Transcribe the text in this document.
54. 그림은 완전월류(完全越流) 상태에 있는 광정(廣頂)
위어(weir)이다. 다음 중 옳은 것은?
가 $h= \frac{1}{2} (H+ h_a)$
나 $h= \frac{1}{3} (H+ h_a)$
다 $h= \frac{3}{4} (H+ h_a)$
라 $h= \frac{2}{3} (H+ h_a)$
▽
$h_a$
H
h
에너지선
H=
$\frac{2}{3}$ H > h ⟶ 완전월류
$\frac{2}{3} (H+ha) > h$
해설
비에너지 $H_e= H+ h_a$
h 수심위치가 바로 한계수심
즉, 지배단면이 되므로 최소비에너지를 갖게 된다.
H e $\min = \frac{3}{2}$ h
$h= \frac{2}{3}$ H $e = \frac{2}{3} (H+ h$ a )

========================================================================

The exercise: Please output every record, keeping each line exact.

Right answer:
Transcribe the text in this document.
54. 그림은 완전월류(完全越流) 상태에 있는 광정(廣頂)
위어(weir)이다. 다음 중 옳은 것은?
가 $h= \frac{1}{2} (H+ h_a)$
나 $h= \frac{1}{3} (H+ h_a)$
다 $h= \frac{3}{4} (H+ h_a)$
라 $h= \frac{2}{3} (H+ h_a)$
▽
$h_a$
H
h
에너지선
H=
$\frac{2}{3}$ H > h ⟶ 완전월류
$\frac{2}{3} (H+ha) > h$
해설
비에너지 $H_e= H+ h_a$
h 수심위치가 바로 한계수심
즉, 지배단면이 되므로 최소비에너지를 갖게 된다.
H e $\min = \frac{3}{2}$ h
$h= \frac{2}{3}$ H $e = \frac{2}{3} (H+ h$ a )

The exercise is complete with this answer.